Write out the data below in full, unchanged, minus the images.

--- start ---

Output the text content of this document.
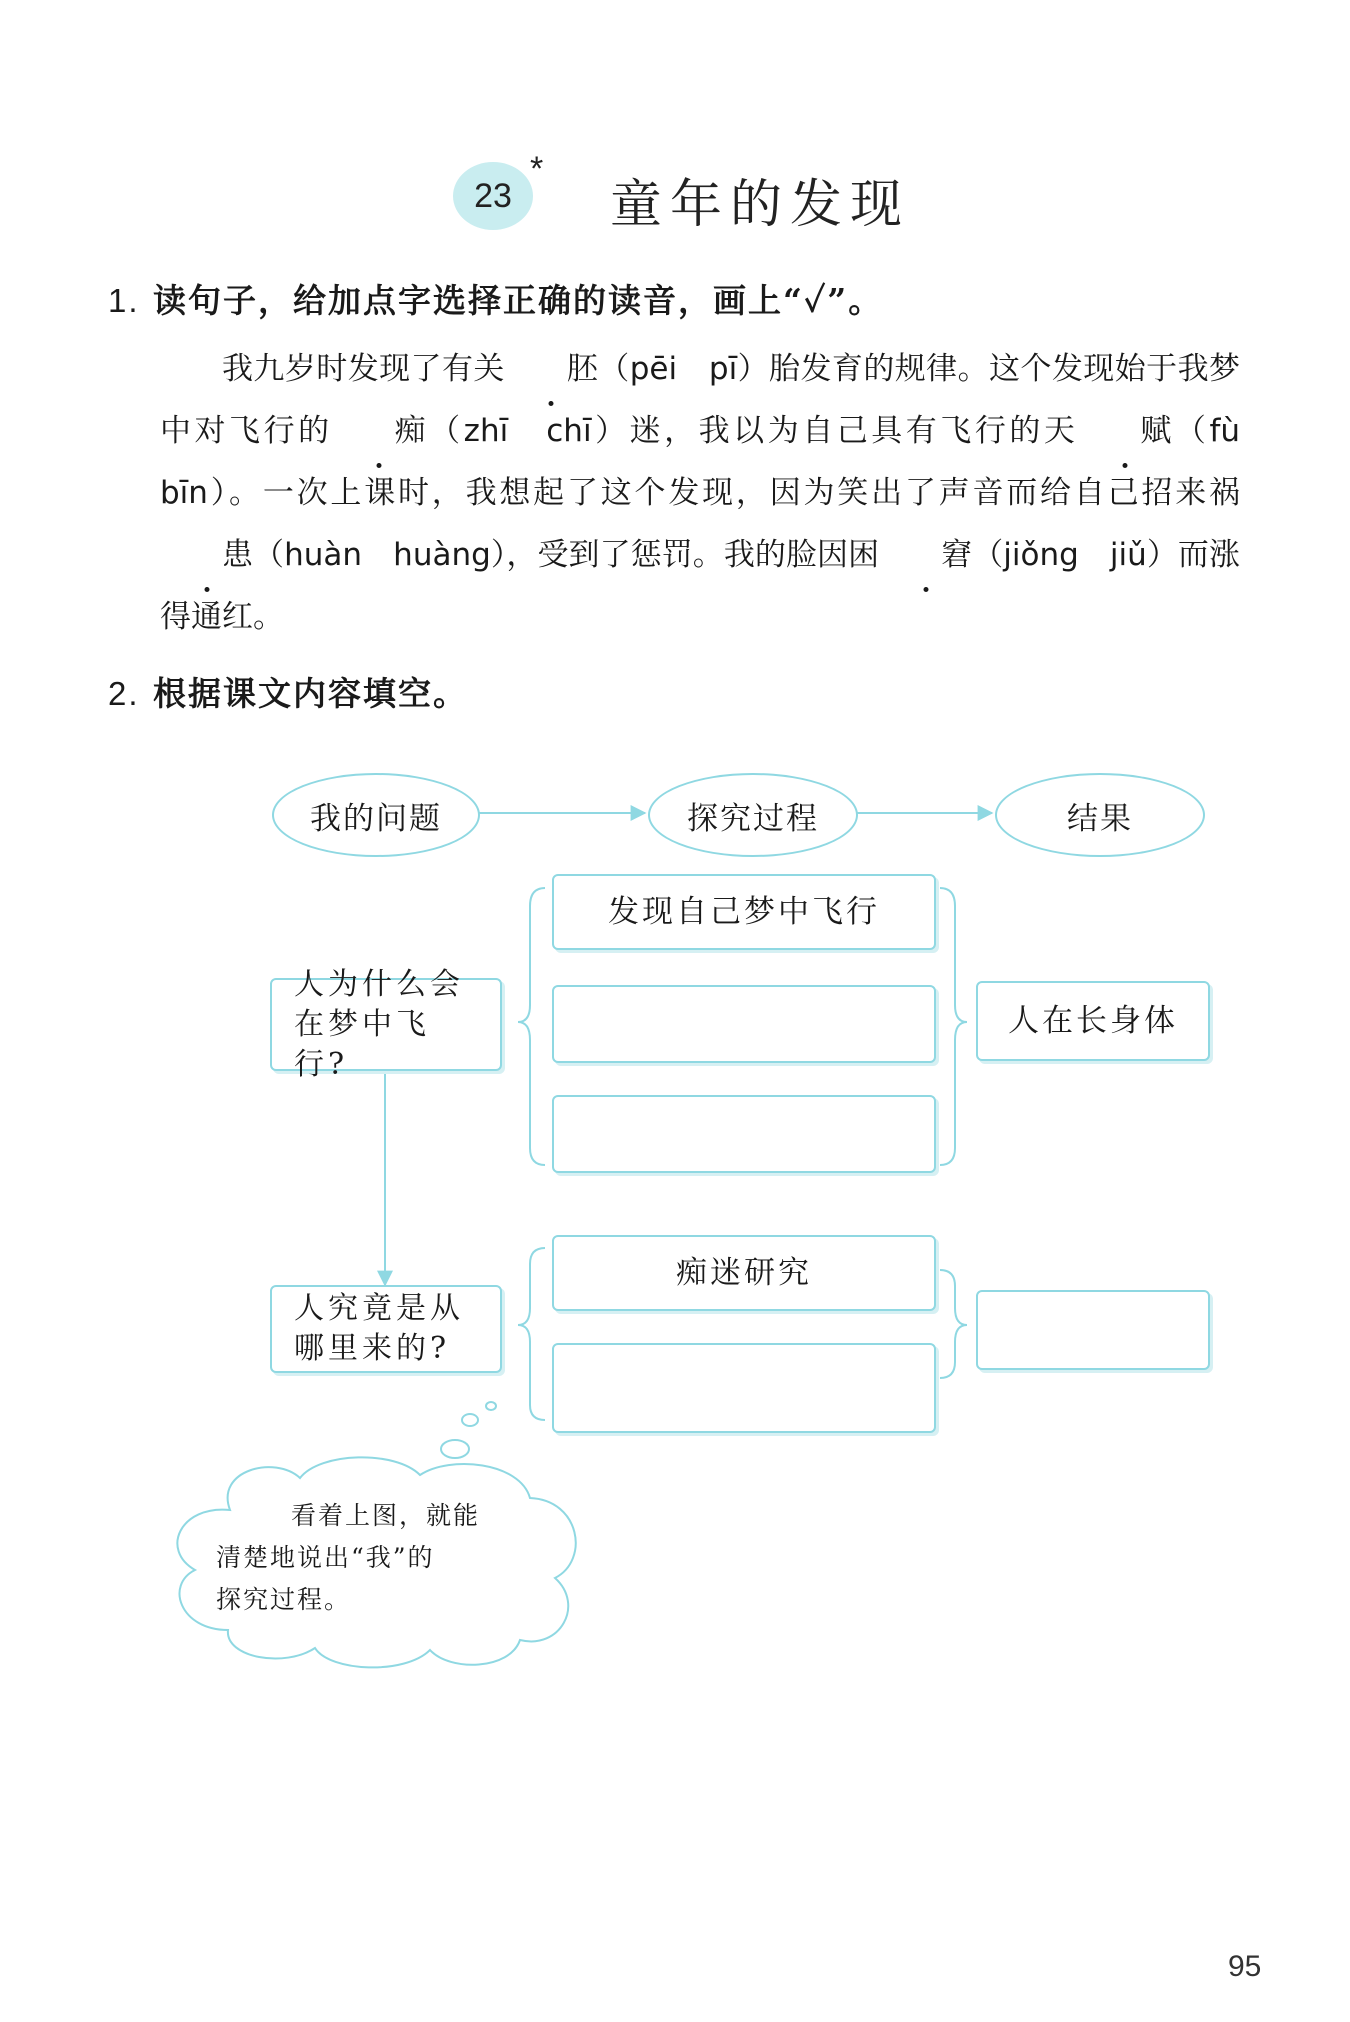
23
*
童年的发现
1. 读句子，给加点字选择正确的读音，画上“✓”。

我九岁时发现了有关 胚（pēi　pī）胎发育的规律。这个发现始于我梦中对飞行的 痴（zhī　chī）迷，我以为自己具有飞行的天 赋（fù　bīn）。一次上课时，我想起了这个发现，因为笑出了声音而给自己招来祸患（huàn　huàng），受到了惩罚。我的脸因困 窘（jiǒng　jiǔ）而涨得通红。

2. 根据课文内容填空。
我的问题	探究过程	结果
人为什么会在梦中飞行?
发现自己梦中飞行
人在长身体
人究竟是从哪里来的?
痴迷研究

看着上图，就能

清楚地说出“我”的

探究过程。

95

--- end ---

> _EXERCISE ANSWER_
Output the text content of this document.
23
*
童年的发现
1. 读句子，给加点字选择正确的读音，画上“✓”。

我九岁时发现了有关 胚（pēi　pī）胎发育的规律。这个发现始于我梦中对飞行的 痴（zhī　chī）迷，我以为自己具有飞行的天 赋（fù　bīn）。一次上课时，我想起了这个发现，因为笑出了声音而给自己招来祸患（huàn　huàng），受到了惩罚。我的脸因困 窘（jiǒng　jiǔ）而涨得通红。

2. 根据课文内容填空。
我的问题	探究过程	结果
人为什么会在梦中飞行?
发现自己梦中飞行
人在长身体
人究竟是从哪里来的?
痴迷研究

看着上图，就能

清楚地说出“我”的

探究过程。

95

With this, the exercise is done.